Set task: Copy all the entries word for word, but omit the pictures.

Exercise input:
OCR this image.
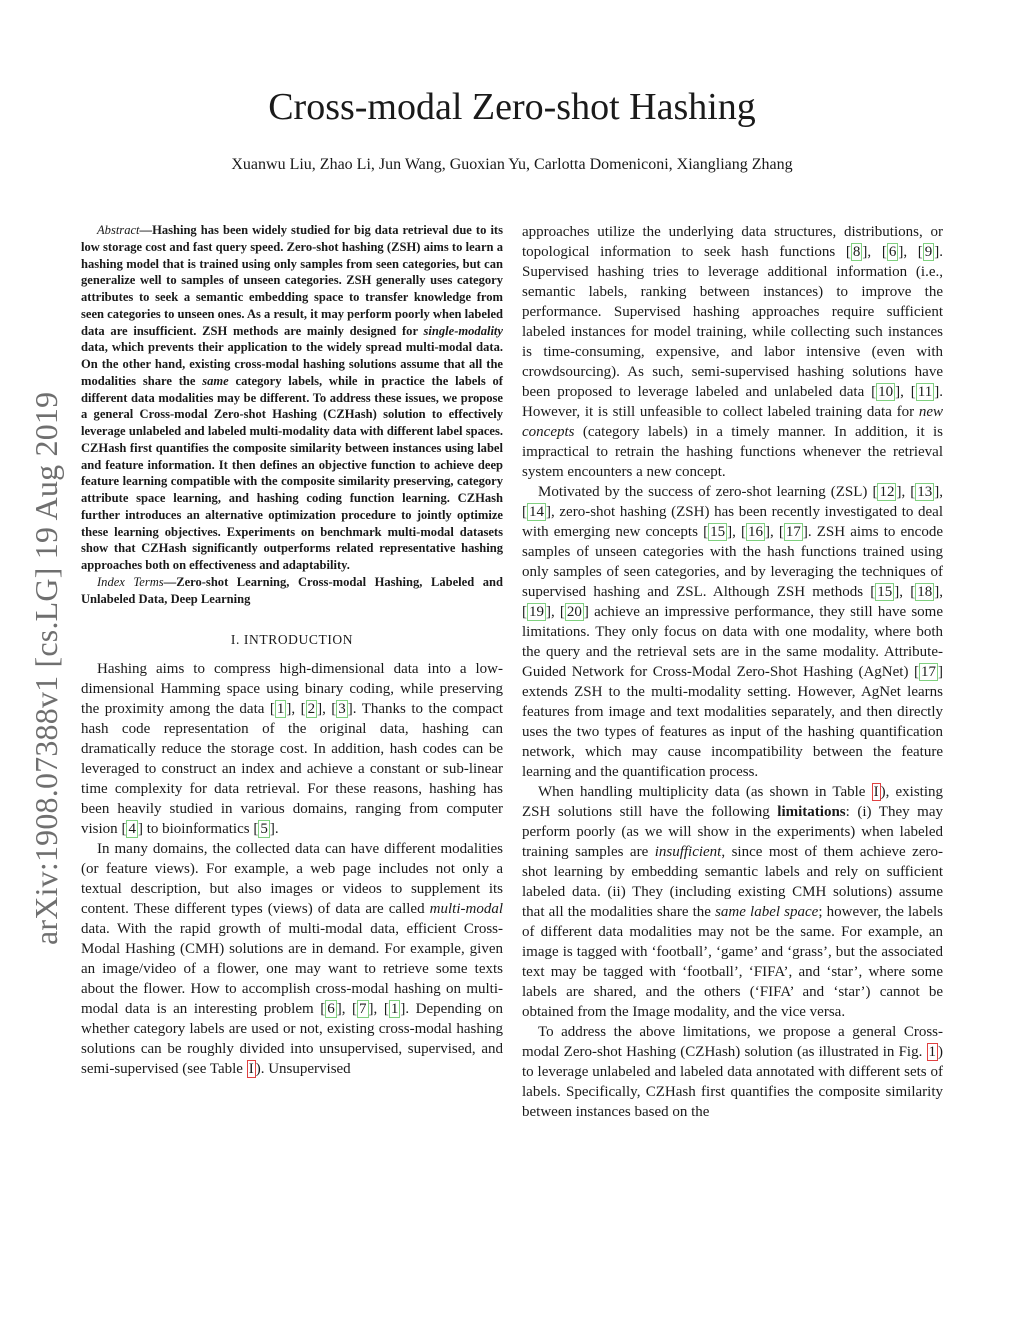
Cross-modal Zero-shot Hashing
Xuanwu Liu, Zhao Li, Jun Wang, Guoxian Yu, Carlotta Domeniconi, Xiangliang Zhang
arXiv:1908.07388v1 [cs.LG] 19 Aug 2019

Abstract—Hashing has been widely studied for big data retrieval due to its low storage cost and fast query speed. Zero-shot hashing (ZSH) aims to learn a hashing model that is trained using only samples from seen categories, but can generalize well to samples of unseen categories. ZSH generally uses category attributes to seek a semantic embedding space to transfer knowledge from seen categories to unseen ones. As a result, it may perform poorly when labeled data are insufficient. ZSH methods are mainly designed for single-modality data, which prevents their application to the widely spread multi-modal data. On the other hand, existing cross-modal hashing solutions assume that all the modalities share the same category labels, while in practice the labels of different data modalities may be different. To address these issues, we propose a general Cross-modal Zero-shot Hashing (CZHash) solution to effectively leverage unlabeled and labeled multi-modality data with different label spaces. CZHash first quantifies the composite similarity between instances using label and feature information. It then defines an objective function to achieve deep feature learning compatible with the composite similarity preserving, category attribute space learning, and hashing coding function learning. CZHash further introduces an alternative optimization procedure to jointly optimize these learning objectives. Experiments on benchmark multi-modal datasets show that CZHash significantly outperforms related representative hashing approaches both on effectiveness and adaptability.

Index Terms—Zero-shot Learning, Cross-modal Hashing, Labeled and Unlabeled Data, Deep Learning

I. INTRODUCTION

Hashing aims to compress high-dimensional data into a low-dimensional Hamming space using binary coding, while preserving the proximity among the data [ 1 ], [ 2 ], [ 3 ]. Thanks to the compact hash code representation of the original data, hashing can dramatically reduce the storage cost. In addition, hash codes can be leveraged to construct an index and achieve a constant or sub-linear time complexity for data retrieval. For these reasons, hashing has been heavily studied in various domains, ranging from computer vision [ 4 ] to bioinformatics [ 5 ].

In many domains, the collected data can have different modalities (or feature views). For example, a web page includes not only a textual description, but also images or videos to supplement its content. These different types (views) of data are called multi-modal data. With the rapid growth of multi-modal data, efficient Cross-Modal Hashing (CMH) solutions are in demand. For example, given an image/video of a flower, one may want to retrieve some texts about the flower. How to accomplish cross-modal hashing on multi-modal data is an interesting problem [ 6 ], [ 7 ], [ 1 ]. Depending on whether category labels are used or not, existing cross-modal hashing solutions can be roughly divided into unsupervised, supervised, and semi-supervised (see Table I ). Unsupervised

approaches utilize the underlying data structures, distributions, or topological information to seek hash functions [ 8 ], [ 6 ], [ 9 ]. Supervised hashing tries to leverage additional information (i.e., semantic labels, ranking between instances) to improve the performance. Supervised hashing approaches require sufficient labeled instances for model training, while collecting such instances is time-consuming, expensive, and labor intensive (even with crowdsourcing). As such, semi-supervised hashing solutions have been proposed to leverage labeled and unlabeled data [ 10 ], [ 11 ]. However, it is still unfeasible to collect labeled training data for new concepts (category labels) in a timely manner. In addition, it is impractical to retrain the hashing functions whenever the retrieval system encounters a new concept.

Motivated by the success of zero-shot learning (ZSL) [ 12 ], [ 13 ], [ 14 ], zero-shot hashing (ZSH) has been recently investigated to deal with emerging new concepts [ 15 ], [ 16 ], [ 17 ]. ZSH aims to encode samples of unseen categories with the hash functions trained using only samples of seen categories, and by leveraging the techniques of supervised hashing and ZSL. Although ZSH methods [ 15 ], [ 18 ], [ 19 ], [ 20 ] achieve an impressive performance, they still have some limitations. They only focus on data with one modality, where both the query and the retrieval sets are in the same modality. Attribute-Guided Network for Cross-Modal Zero-Shot Hashing (AgNet) [ 17 ] extends ZSH to the multi-modality setting. However, AgNet learns features from image and text modalities separately, and then directly uses the two types of features as input of the hashing quantification network, which may cause incompatibility between the feature learning and the quantification process.

When handling multiplicity data (as shown in Table I ), existing ZSH solutions still have the following limitations: (i) They may perform poorly (as we will show in the experiments) when labeled training samples are insufficient, since most of them achieve zero-shot learning by embedding semantic labels and rely on sufficient labeled data. (ii) They (including existing CMH solutions) assume that all the modalities share the same label space; however, the labels of different data modalities may not be the same. For example, an image is tagged with ‘football’, ‘game’ and ‘grass’, but the associated text may be tagged with ‘football’, ‘FIFA’, and ‘star’, where some labels are shared, and the others (‘FIFA’ and ‘star’) cannot be obtained from the Image modality, and the vice versa.

To address the above limitations, we propose a general Cross-modal Zero-shot Hashing (CZHash) solution (as illustrated in Fig. 1 ) to leverage unlabeled and labeled data annotated with different sets of labels. Specifically, CZHash first quantifies the composite similarity between instances based on the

Problem solution:
OCR this image.
Cross-modal Zero-shot Hashing
Xuanwu Liu, Zhao Li, Jun Wang, Guoxian Yu, Carlotta Domeniconi, Xiangliang Zhang
arXiv:1908.07388v1 [cs.LG] 19 Aug 2019

Abstract—Hashing has been widely studied for big data retrieval due to its low storage cost and fast query speed. Zero-shot hashing (ZSH) aims to learn a hashing model that is trained using only samples from seen categories, but can generalize well to samples of unseen categories. ZSH generally uses category attributes to seek a semantic embedding space to transfer knowledge from seen categories to unseen ones. As a result, it may perform poorly when labeled data are insufficient. ZSH methods are mainly designed for single-modality data, which prevents their application to the widely spread multi-modal data. On the other hand, existing cross-modal hashing solutions assume that all the modalities share the same category labels, while in practice the labels of different data modalities may be different. To address these issues, we propose a general Cross-modal Zero-shot Hashing (CZHash) solution to effectively leverage unlabeled and labeled multi-modality data with different label spaces. CZHash first quantifies the composite similarity between instances using label and feature information. It then defines an objective function to achieve deep feature learning compatible with the composite similarity preserving, category attribute space learning, and hashing coding function learning. CZHash further introduces an alternative optimization procedure to jointly optimize these learning objectives. Experiments on benchmark multi-modal datasets show that CZHash significantly outperforms related representative hashing approaches both on effectiveness and adaptability.

Index Terms—Zero-shot Learning, Cross-modal Hashing, Labeled and Unlabeled Data, Deep Learning

I. INTRODUCTION

Hashing aims to compress high-dimensional data into a low-dimensional Hamming space using binary coding, while preserving the proximity among the data [ 1 ], [ 2 ], [ 3 ]. Thanks to the compact hash code representation of the original data, hashing can dramatically reduce the storage cost. In addition, hash codes can be leveraged to construct an index and achieve a constant or sub-linear time complexity for data retrieval. For these reasons, hashing has been heavily studied in various domains, ranging from computer vision [ 4 ] to bioinformatics [ 5 ].

In many domains, the collected data can have different modalities (or feature views). For example, a web page includes not only a textual description, but also images or videos to supplement its content. These different types (views) of data are called multi-modal data. With the rapid growth of multi-modal data, efficient Cross-Modal Hashing (CMH) solutions are in demand. For example, given an image/video of a flower, one may want to retrieve some texts about the flower. How to accomplish cross-modal hashing on multi-modal data is an interesting problem [ 6 ], [ 7 ], [ 1 ]. Depending on whether category labels are used or not, existing cross-modal hashing solutions can be roughly divided into unsupervised, supervised, and semi-supervised (see Table I ). Unsupervised

approaches utilize the underlying data structures, distributions, or topological information to seek hash functions [ 8 ], [ 6 ], [ 9 ]. Supervised hashing tries to leverage additional information (i.e., semantic labels, ranking between instances) to improve the performance. Supervised hashing approaches require sufficient labeled instances for model training, while collecting such instances is time-consuming, expensive, and labor intensive (even with crowdsourcing). As such, semi-supervised hashing solutions have been proposed to leverage labeled and unlabeled data [ 10 ], [ 11 ]. However, it is still unfeasible to collect labeled training data for new concepts (category labels) in a timely manner. In addition, it is impractical to retrain the hashing functions whenever the retrieval system encounters a new concept.

Motivated by the success of zero-shot learning (ZSL) [ 12 ], [ 13 ], [ 14 ], zero-shot hashing (ZSH) has been recently investigated to deal with emerging new concepts [ 15 ], [ 16 ], [ 17 ]. ZSH aims to encode samples of unseen categories with the hash functions trained using only samples of seen categories, and by leveraging the techniques of supervised hashing and ZSL. Although ZSH methods [ 15 ], [ 18 ], [ 19 ], [ 20 ] achieve an impressive performance, they still have some limitations. They only focus on data with one modality, where both the query and the retrieval sets are in the same modality. Attribute-Guided Network for Cross-Modal Zero-Shot Hashing (AgNet) [ 17 ] extends ZSH to the multi-modality setting. However, AgNet learns features from image and text modalities separately, and then directly uses the two types of features as input of the hashing quantification network, which may cause incompatibility between the feature learning and the quantification process.

When handling multiplicity data (as shown in Table I ), existing ZSH solutions still have the following limitations: (i) They may perform poorly (as we will show in the experiments) when labeled training samples are insufficient, since most of them achieve zero-shot learning by embedding semantic labels and rely on sufficient labeled data. (ii) They (including existing CMH solutions) assume that all the modalities share the same label space; however, the labels of different data modalities may not be the same. For example, an image is tagged with ‘football’, ‘game’ and ‘grass’, but the associated text may be tagged with ‘football’, ‘FIFA’, and ‘star’, where some labels are shared, and the others (‘FIFA’ and ‘star’) cannot be obtained from the Image modality, and the vice versa.

To address the above limitations, we propose a general Cross-modal Zero-shot Hashing (CZHash) solution (as illustrated in Fig. 1 ) to leverage unlabeled and labeled data annotated with different sets of labels. Specifically, CZHash first quantifies the composite similarity between instances based on the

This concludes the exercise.